Saved entries:

+++++

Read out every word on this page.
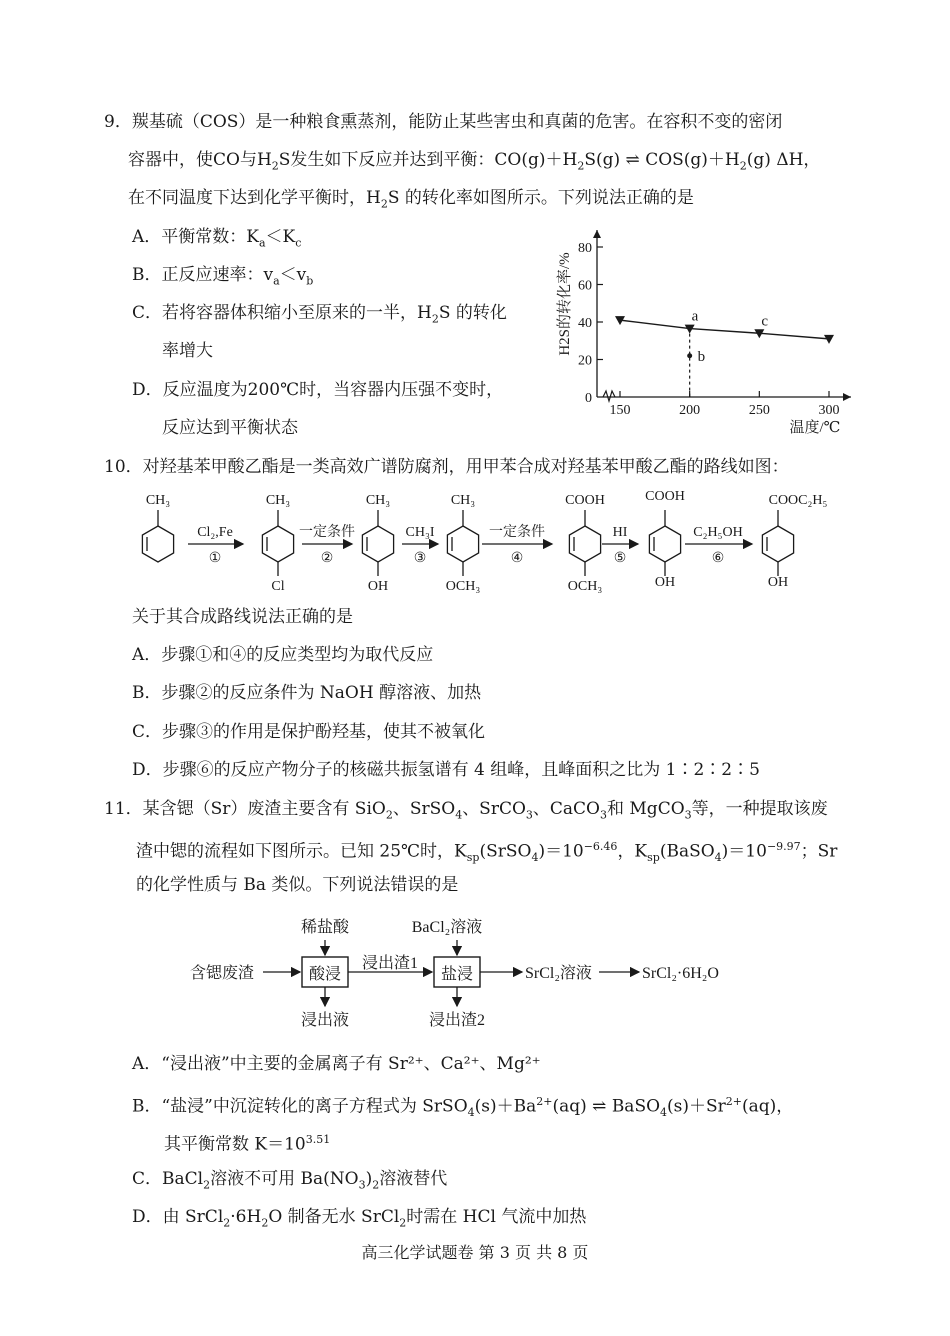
9．羰基硫（COS）是一种粮食熏蒸剂，能防止某些害虫和真菌的危害。在容积不变的密闭
容器中，使CO与$H_2S$发生如下反应并达到平衡：$CO(g)+H_2S(g)$ ⇌ $COS(g)+H_2(g)$ ΔH，
在不同温度下达到化学平衡时，$H_2S$ 的转化率如图所示。下列说法正确的是
A．平衡常数：$K_a<K_c$
B．正反应速率：$v_a<v_b$
C．若将容器体积缩小至原来的一半，$H_2S$ 的转化
率增大
D．反应温度为200℃时，当容器内压强不变时，
反应达到平衡状态
0
20
40
60
80
150	200	250	300
a
b
c
H2S的转化率/%
温度/℃
10．对羟基苯甲酸乙酯是一类高效广谱防腐剂，用甲苯合成对羟基苯甲酸乙酯的路线如图：
CH₃
Cl₂,Fe
①
CH₃
Cl
一定条件
②
CH₃
OH
CH₃I
③
CH₃
OCH₃
一定条件
④
COOH
OCH₃
HI
⑤
COOH
OH
C₂H₅OH
⑥
COOC₂H₅
OH
关于其合成路线说法正确的是
A．步骤①和④的反应类型均为取代反应
B．步骤②的反应条件为 NaOH 醇溶液、加热
C．步骤③的作用是保护酚羟基，使其不被氧化
D．步骤⑥的反应产物分子的核磁共振氢谱有 4 组峰，且峰面积之比为 1∶2∶2∶5
11．某含锶（Sr）废渣主要含有 SiO$_2$、SrSO$_4$、SrCO$_3$、CaCO$_3$和 MgCO$_3$等，一种提取该废
渣中锶的流程如下图所示。已知 25℃时，$K_{sp}(SrSO_4)=10^{-6.46}$，$K_{sp}(BaSO_4)=10^{-9.97}$；Sr
的化学性质与 Ba 类似。下列说法错误的是
稀盐酸	BaCl₂溶液
含锶废渣	酸浸
浸出渣1
盐浸	SrCl₂溶液	SrCl₂·6H₂O
浸出液	浸出渣2
A．“浸出液”中主要的金属离子有 Sr²⁺、Ca²⁺、Mg²⁺
B．“盐浸”中沉淀转化的离子方程式为 $SrSO_4(s)+Ba^{2+}(aq)$ ⇌ $BaSO_4(s)+Sr^{2+}(aq)$，
其平衡常数 $K=10^{3.51}$
C．BaCl$_2$溶液不可用 $Ba(NO_3)_2$溶液替代
D．由 $SrCl_2\cdot 6H_2O$ 制备无水 SrCl$_2$时需在 HCl 气流中加热
高三化学试题卷 第 3 页 共 8 页
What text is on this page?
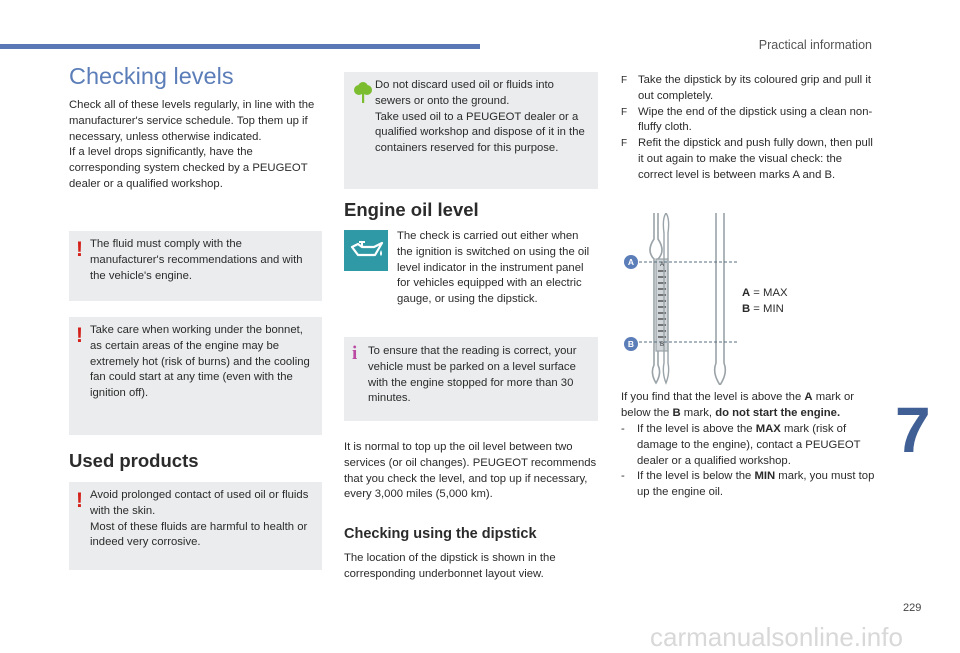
Practical information
Checking levels

Check all of these levels regularly, in line with the manufacturer's service schedule. Top them up if necessary, unless otherwise indicated.

If a level drops significantly, have the corresponding system checked by a PEUGEOT dealer or a qualified workshop.

! The fluid must comply with the manufacturer's recommendations and with the vehicle's engine.

! Take care when working under the bonnet, as certain areas of the engine may be extremely hot (risk of burns) and the cooling fan could start at any time (even with the ignition off).

Used products
! Avoid prolonged contact of used oil or fluids with the skin.

Most of these fluids are harmful to health or indeed very corrosive.

Do not discard used oil or fluids into sewers or onto the ground.

Take used oil to a PEUGEOT dealer or a qualified workshop and dispose of it in the containers reserved for this purpose.

Engine oil level

The check is carried out either when the ignition is switched on using the oil level indicator in the instrument panel for vehicles equipped with an electric gauge, or using the dipstick.

i To ensure that the reading is correct, your vehicle must be parked on a level surface with the engine stopped for more than 30 minutes.

It is normal to top up the oil level between two services (or oil changes). PEUGEOT recommends that you check the level, and top up if necessary, every 3,000 miles (5,000 km).

Checking using the dipstick

The location of the dipstick is shown in the corresponding underbonnet layout view.

F Take the dipstick by its coloured grip and pull it out completely.
F Wipe the end of the dipstick using a clean non-fluffy cloth.
F Refit the dipstick and push fully down, then pull it out again to make the visual check: the correct level is between marks A and B.
A
B
A
B

A = MAX

B = MIN

If you find that the level is above the A mark or below the B mark, do not start the engine.

- If the level is above the MAX mark (risk of damage to the engine), contact a PEUGEOT dealer or a qualified workshop.
- If the level is below the MIN mark, you must top up the engine oil.
7
229
carmanualsonline.info
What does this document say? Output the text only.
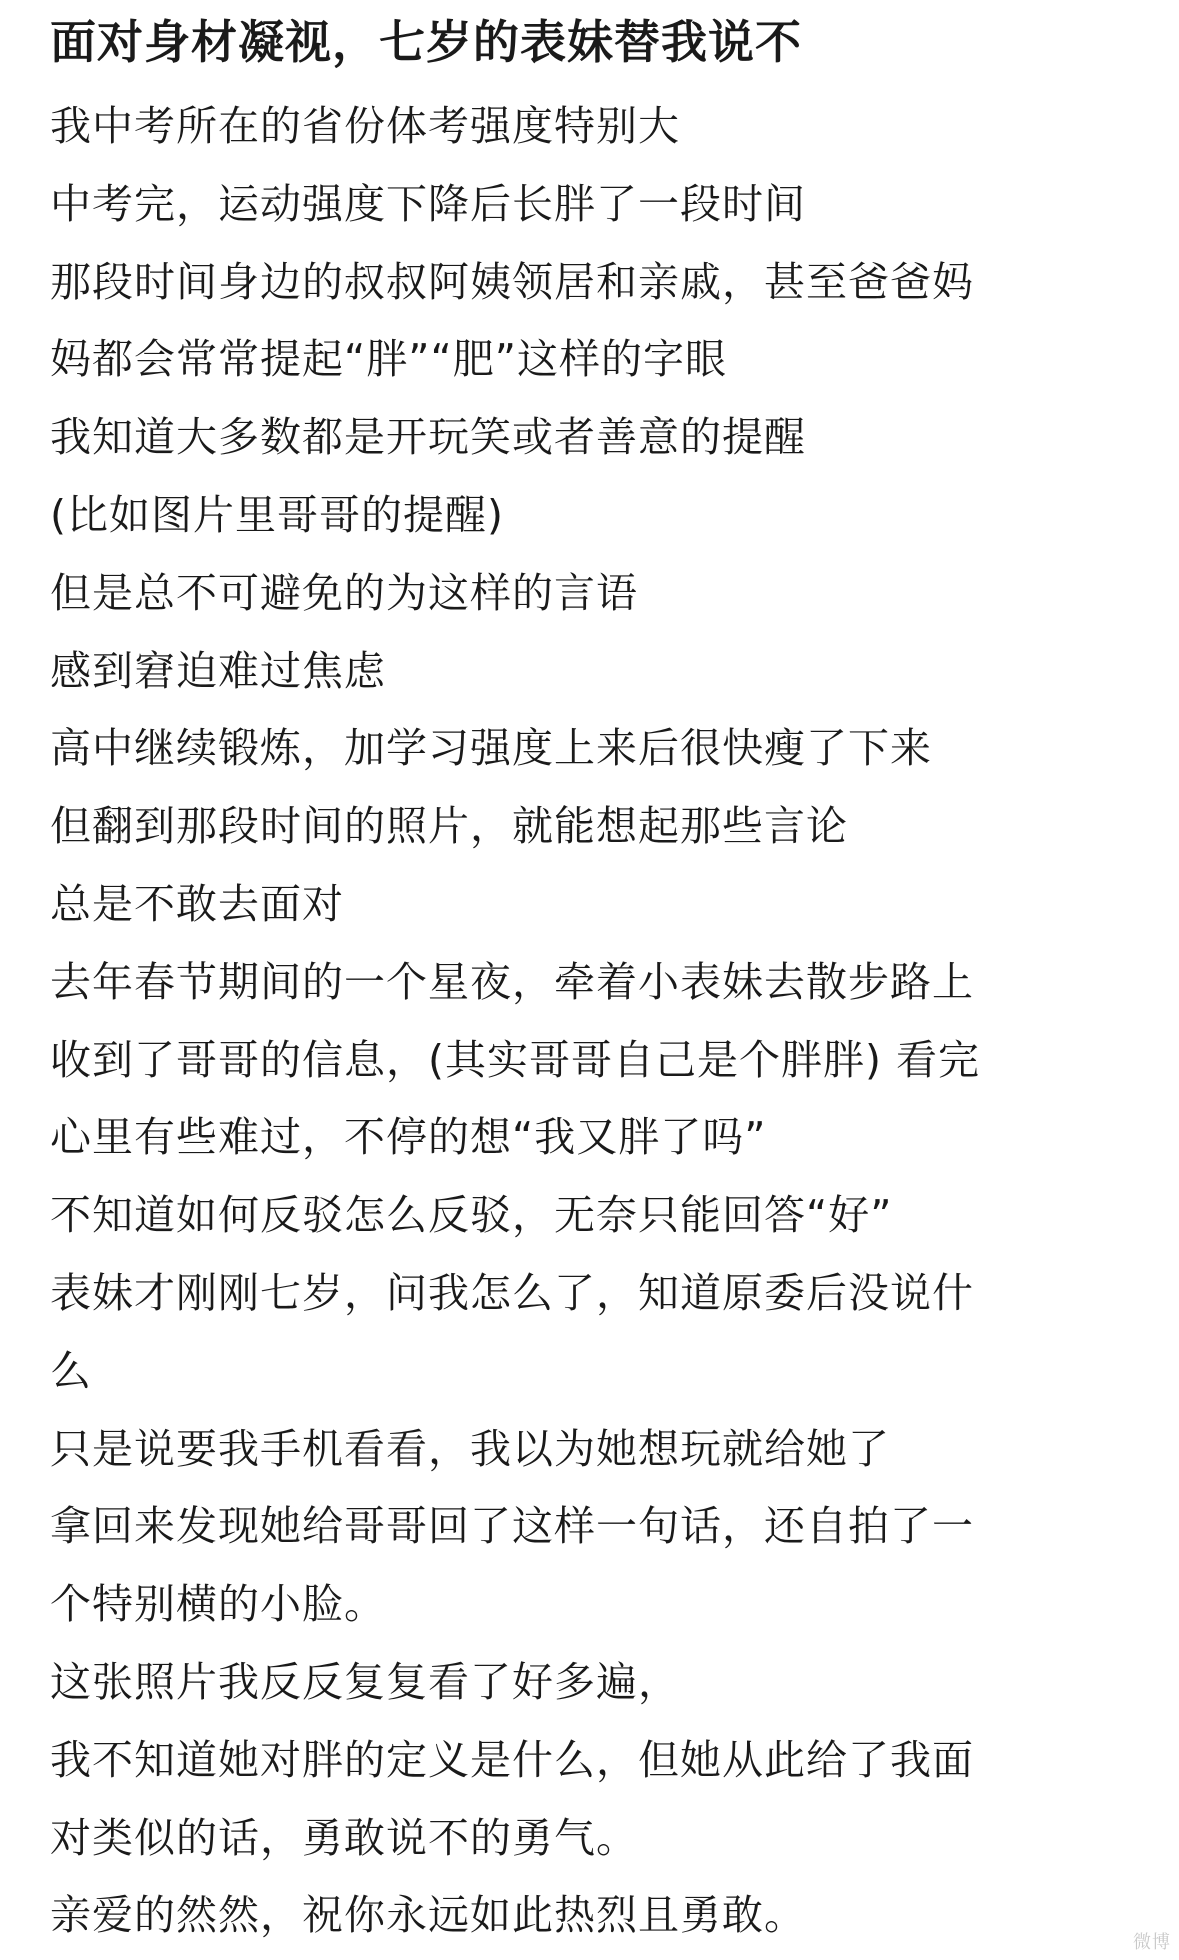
面对身材凝视，七岁的表妹替我说不
我中考所在的省份体考强度特别大
中考完，运动强度下降后长胖了一段时间
那段时间身边的叔叔阿姨领居和亲戚，甚至爸爸妈
妈都会常常提起“胖”“肥”这样的字眼
我知道大多数都是开玩笑或者善意的提醒
(比如图片里哥哥的提醒)
但是总不可避免的为这样的言语
感到窘迫难过焦虑
高中继续锻炼，加学习强度上来后很快瘦了下来
但翻到那段时间的照片，就能想起那些言论
总是不敢去面对
去年春节期间的一个星夜，牵着小表妹去散步路上
收到了哥哥的信息，(其实哥哥自己是个胖胖) 看完
心里有些难过，不停的想“我又胖了吗”
不知道如何反驳怎么反驳，无奈只能回答“好”
表妹才刚刚七岁，问我怎么了，知道原委后没说什
么
只是说要我手机看看，我以为她想玩就给她了
拿回来发现她给哥哥回了这样一句话，还自拍了一
个特别横的小脸。
这张照片我反反复复看了好多遍，
我不知道她对胖的定义是什么，但她从此给了我面
对类似的话，勇敢说不的勇气。
亲爱的然然，祝你永远如此热烈且勇敢。
微博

+++++

YOUR TASK: Count the lines of the listing above that include the word "What" and state the total with nothing else.

EXPECTED ANSWER: 2